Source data

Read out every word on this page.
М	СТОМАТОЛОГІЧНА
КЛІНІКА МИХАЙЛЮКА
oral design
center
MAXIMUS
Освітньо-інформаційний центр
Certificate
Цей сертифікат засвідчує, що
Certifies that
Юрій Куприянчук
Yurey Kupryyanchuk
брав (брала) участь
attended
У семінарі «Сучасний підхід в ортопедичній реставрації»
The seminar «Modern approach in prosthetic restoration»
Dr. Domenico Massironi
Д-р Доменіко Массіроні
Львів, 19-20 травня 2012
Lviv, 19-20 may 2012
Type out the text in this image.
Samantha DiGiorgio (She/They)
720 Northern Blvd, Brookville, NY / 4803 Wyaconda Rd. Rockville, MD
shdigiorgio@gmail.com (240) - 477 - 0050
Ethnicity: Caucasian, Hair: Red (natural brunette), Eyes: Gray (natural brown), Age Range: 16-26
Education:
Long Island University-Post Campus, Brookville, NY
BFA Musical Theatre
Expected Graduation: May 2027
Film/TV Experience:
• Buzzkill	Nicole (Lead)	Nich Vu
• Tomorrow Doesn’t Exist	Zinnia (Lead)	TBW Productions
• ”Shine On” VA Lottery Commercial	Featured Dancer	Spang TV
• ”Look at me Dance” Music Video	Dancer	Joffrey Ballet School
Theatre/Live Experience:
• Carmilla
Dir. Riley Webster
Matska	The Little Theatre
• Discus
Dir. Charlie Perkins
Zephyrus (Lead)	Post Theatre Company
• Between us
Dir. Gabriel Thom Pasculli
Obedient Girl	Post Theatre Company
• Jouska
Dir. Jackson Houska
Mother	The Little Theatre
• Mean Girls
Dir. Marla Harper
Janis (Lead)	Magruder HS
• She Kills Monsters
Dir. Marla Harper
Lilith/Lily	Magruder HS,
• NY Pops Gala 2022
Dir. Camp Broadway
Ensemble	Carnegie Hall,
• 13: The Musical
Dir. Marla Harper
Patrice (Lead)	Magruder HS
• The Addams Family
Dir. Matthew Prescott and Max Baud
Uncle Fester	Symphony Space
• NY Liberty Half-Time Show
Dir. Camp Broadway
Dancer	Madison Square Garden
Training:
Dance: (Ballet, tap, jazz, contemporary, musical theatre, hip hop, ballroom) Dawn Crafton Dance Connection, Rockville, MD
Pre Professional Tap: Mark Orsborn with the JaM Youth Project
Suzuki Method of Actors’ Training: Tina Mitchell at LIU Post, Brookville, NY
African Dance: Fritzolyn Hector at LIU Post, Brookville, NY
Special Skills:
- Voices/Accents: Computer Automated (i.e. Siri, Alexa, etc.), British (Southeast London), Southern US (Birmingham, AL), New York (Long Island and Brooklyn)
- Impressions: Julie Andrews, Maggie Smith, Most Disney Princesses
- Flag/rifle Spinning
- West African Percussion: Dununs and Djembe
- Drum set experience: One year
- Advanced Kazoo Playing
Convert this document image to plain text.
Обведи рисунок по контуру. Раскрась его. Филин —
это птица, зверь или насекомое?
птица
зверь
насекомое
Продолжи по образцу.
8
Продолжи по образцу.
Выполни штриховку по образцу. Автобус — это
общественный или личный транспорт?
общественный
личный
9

→ PROBLEM TO SOLVE:
From the entries above, return each line with the word "общественный" in it.

→ REPLY:
общественный или личный транспорт?
общественный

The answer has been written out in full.